Records from a data source:
......

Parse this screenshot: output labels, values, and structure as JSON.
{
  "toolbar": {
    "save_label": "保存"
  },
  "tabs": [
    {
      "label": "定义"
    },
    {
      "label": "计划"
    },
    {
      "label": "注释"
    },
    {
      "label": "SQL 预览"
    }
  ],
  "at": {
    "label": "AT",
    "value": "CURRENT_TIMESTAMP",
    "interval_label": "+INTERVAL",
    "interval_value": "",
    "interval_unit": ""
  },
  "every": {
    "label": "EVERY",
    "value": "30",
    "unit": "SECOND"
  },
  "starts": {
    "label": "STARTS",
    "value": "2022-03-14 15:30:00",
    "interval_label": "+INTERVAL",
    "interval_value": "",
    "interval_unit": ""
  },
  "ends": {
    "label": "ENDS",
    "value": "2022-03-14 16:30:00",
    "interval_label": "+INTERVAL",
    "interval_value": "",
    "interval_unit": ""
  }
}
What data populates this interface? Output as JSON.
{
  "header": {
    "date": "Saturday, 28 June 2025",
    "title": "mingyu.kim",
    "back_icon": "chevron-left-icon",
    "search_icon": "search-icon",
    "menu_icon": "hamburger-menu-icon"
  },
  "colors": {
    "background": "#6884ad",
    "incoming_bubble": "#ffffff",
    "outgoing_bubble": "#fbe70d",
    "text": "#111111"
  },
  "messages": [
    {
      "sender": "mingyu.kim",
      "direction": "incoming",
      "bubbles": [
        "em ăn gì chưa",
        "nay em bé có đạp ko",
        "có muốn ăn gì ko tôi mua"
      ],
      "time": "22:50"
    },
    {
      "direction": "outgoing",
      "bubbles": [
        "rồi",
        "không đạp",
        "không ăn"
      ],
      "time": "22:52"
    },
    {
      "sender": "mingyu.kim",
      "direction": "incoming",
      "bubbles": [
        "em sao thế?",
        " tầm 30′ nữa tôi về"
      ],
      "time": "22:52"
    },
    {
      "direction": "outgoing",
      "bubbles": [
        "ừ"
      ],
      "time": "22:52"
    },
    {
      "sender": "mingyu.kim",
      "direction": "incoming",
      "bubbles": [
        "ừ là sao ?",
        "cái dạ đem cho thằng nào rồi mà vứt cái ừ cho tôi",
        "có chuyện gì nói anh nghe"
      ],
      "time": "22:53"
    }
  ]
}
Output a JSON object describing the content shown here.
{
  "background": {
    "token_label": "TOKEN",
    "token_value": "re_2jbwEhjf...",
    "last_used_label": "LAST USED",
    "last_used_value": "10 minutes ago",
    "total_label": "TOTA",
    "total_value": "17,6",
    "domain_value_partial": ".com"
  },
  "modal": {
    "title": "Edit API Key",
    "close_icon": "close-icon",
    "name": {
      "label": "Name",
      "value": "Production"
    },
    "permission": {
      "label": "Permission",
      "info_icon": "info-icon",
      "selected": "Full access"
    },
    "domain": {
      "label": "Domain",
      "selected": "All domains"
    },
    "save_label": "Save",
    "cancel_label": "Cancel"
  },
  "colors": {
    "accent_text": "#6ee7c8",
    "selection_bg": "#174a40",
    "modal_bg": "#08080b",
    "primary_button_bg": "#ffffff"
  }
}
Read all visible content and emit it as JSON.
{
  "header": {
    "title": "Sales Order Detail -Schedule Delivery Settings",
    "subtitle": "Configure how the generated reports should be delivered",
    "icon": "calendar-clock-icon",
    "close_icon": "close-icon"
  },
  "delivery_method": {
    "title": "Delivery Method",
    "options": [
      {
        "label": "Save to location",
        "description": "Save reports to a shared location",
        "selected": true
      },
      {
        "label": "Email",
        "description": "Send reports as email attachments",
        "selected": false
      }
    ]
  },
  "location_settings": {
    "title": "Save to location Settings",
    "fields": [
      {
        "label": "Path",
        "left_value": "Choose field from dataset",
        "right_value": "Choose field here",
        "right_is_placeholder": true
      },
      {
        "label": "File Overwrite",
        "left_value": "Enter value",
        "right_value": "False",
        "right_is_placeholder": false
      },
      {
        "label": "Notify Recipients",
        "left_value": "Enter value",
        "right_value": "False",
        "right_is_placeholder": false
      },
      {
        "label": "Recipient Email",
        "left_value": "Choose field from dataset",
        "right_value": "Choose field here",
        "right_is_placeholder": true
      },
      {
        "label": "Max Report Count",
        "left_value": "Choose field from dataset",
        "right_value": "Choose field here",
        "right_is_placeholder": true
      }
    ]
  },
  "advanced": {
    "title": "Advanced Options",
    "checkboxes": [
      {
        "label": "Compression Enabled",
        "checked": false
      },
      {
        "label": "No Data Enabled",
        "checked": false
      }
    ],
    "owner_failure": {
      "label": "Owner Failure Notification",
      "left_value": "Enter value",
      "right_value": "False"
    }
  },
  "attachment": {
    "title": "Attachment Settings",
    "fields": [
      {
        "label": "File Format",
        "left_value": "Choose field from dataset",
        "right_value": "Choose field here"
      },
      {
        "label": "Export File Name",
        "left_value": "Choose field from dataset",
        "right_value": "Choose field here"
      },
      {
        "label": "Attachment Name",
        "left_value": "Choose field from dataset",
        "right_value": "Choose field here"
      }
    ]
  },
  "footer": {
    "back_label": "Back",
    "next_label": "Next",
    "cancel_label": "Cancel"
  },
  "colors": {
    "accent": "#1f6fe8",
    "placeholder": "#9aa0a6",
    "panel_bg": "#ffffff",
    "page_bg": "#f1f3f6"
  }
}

......

The request: Print the records above in full, exactly.

Response:
Parse this screenshot: output labels, values, and structure as JSON.
{
  "toolbar": {
    "save_label": "保存"
  },
  "tabs": [
    {
      "label": "定义"
    },
    {
      "label": "计划"
    },
    {
      "label": "注释"
    },
    {
      "label": "SQL 预览"
    }
  ],
  "at": {
    "label": "AT",
    "value": "CURRENT_TIMESTAMP",
    "interval_label": "+INTERVAL",
    "interval_value": "",
    "interval_unit": ""
  },
  "every": {
    "label": "EVERY",
    "value": "30",
    "unit": "SECOND"
  },
  "starts": {
    "label": "STARTS",
    "value": "2022-03-14 15:30:00",
    "interval_label": "+INTERVAL",
    "interval_value": "",
    "interval_unit": ""
  },
  "ends": {
    "label": "ENDS",
    "value": "2022-03-14 16:30:00",
    "interval_label": "+INTERVAL",
    "interval_value": "",
    "interval_unit": ""
  }
}
What data populates this interface? Output as JSON.
{
  "header": {
    "date": "Saturday, 28 June 2025",
    "title": "mingyu.kim",
    "back_icon": "chevron-left-icon",
    "search_icon": "search-icon",
    "menu_icon": "hamburger-menu-icon"
  },
  "colors": {
    "background": "#6884ad",
    "incoming_bubble": "#ffffff",
    "outgoing_bubble": "#fbe70d",
    "text": "#111111"
  },
  "messages": [
    {
      "sender": "mingyu.kim",
      "direction": "incoming",
      "bubbles": [
        "em ăn gì chưa",
        "nay em bé có đạp ko",
        "có muốn ăn gì ko tôi mua"
      ],
      "time": "22:50"
    },
    {
      "direction": "outgoing",
      "bubbles": [
        "rồi",
        "không đạp",
        "không ăn"
      ],
      "time": "22:52"
    },
    {
      "sender": "mingyu.kim",
      "direction": "incoming",
      "bubbles": [
        "em sao thế?",
        " tầm 30′ nữa tôi về"
      ],
      "time": "22:52"
    },
    {
      "direction": "outgoing",
      "bubbles": [
        "ừ"
      ],
      "time": "22:52"
    },
    {
      "sender": "mingyu.kim",
      "direction": "incoming",
      "bubbles": [
        "ừ là sao ?",
        "cái dạ đem cho thằng nào rồi mà vứt cái ừ cho tôi",
        "có chuyện gì nói anh nghe"
      ],
      "time": "22:53"
    }
  ]
}
Output a JSON object describing the content shown here.
{
  "background": {
    "token_label": "TOKEN",
    "token_value": "re_2jbwEhjf...",
    "last_used_label": "LAST USED",
    "last_used_value": "10 minutes ago",
    "total_label": "TOTA",
    "total_value": "17,6",
    "domain_value_partial": ".com"
  },
  "modal": {
    "title": "Edit API Key",
    "close_icon": "close-icon",
    "name": {
      "label": "Name",
      "value": "Production"
    },
    "permission": {
      "label": "Permission",
      "info_icon": "info-icon",
      "selected": "Full access"
    },
    "domain": {
      "label": "Domain",
      "selected": "All domains"
    },
    "save_label": "Save",
    "cancel_label": "Cancel"
  },
  "colors": {
    "accent_text": "#6ee7c8",
    "selection_bg": "#174a40",
    "modal_bg": "#08080b",
    "primary_button_bg": "#ffffff"
  }
}
Read all visible content and emit it as JSON.
{
  "header": {
    "title": "Sales Order Detail -Schedule Delivery Settings",
    "subtitle": "Configure how the generated reports should be delivered",
    "icon": "calendar-clock-icon",
    "close_icon": "close-icon"
  },
  "delivery_method": {
    "title": "Delivery Method",
    "options": [
      {
        "label": "Save to location",
        "description": "Save reports to a shared location",
        "selected": true
      },
      {
        "label": "Email",
        "description": "Send reports as email attachments",
        "selected": false
      }
    ]
  },
  "location_settings": {
    "title": "Save to location Settings",
    "fields": [
      {
        "label": "Path",
        "left_value": "Choose field from dataset",
        "right_value": "Choose field here",
        "right_is_placeholder": true
      },
      {
        "label": "File Overwrite",
        "left_value": "Enter value",
        "right_value": "False",
        "right_is_placeholder": false
      },
      {
        "label": "Notify Recipients",
        "left_value": "Enter value",
        "right_value": "False",
        "right_is_placeholder": false
      },
      {
        "label": "Recipient Email",
        "left_value": "Choose field from dataset",
        "right_value": "Choose field here",
        "right_is_placeholder": true
      },
      {
        "label": "Max Report Count",
        "left_value": "Choose field from dataset",
        "right_value": "Choose field here",
        "right_is_placeholder": true
      }
    ]
  },
  "advanced": {
    "title": "Advanced Options",
    "checkboxes": [
      {
        "label": "Compression Enabled",
        "checked": false
      },
      {
        "label": "No Data Enabled",
        "checked": false
      }
    ],
    "owner_failure": {
      "label": "Owner Failure Notification",
      "left_value": "Enter value",
      "right_value": "False"
    }
  },
  "attachment": {
    "title": "Attachment Settings",
    "fields": [
      {
        "label": "File Format",
        "left_value": "Choose field from dataset",
        "right_value": "Choose field here"
      },
      {
        "label": "Export File Name",
        "left_value": "Choose field from dataset",
        "right_value": "Choose field here"
      },
      {
        "label": "Attachment Name",
        "left_value": "Choose field from dataset",
        "right_value": "Choose field here"
      }
    ]
  },
  "footer": {
    "back_label": "Back",
    "next_label": "Next",
    "cancel_label": "Cancel"
  },
  "colors": {
    "accent": "#1f6fe8",
    "placeholder": "#9aa0a6",
    "panel_bg": "#ffffff",
    "page_bg": "#f1f3f6"
  }
}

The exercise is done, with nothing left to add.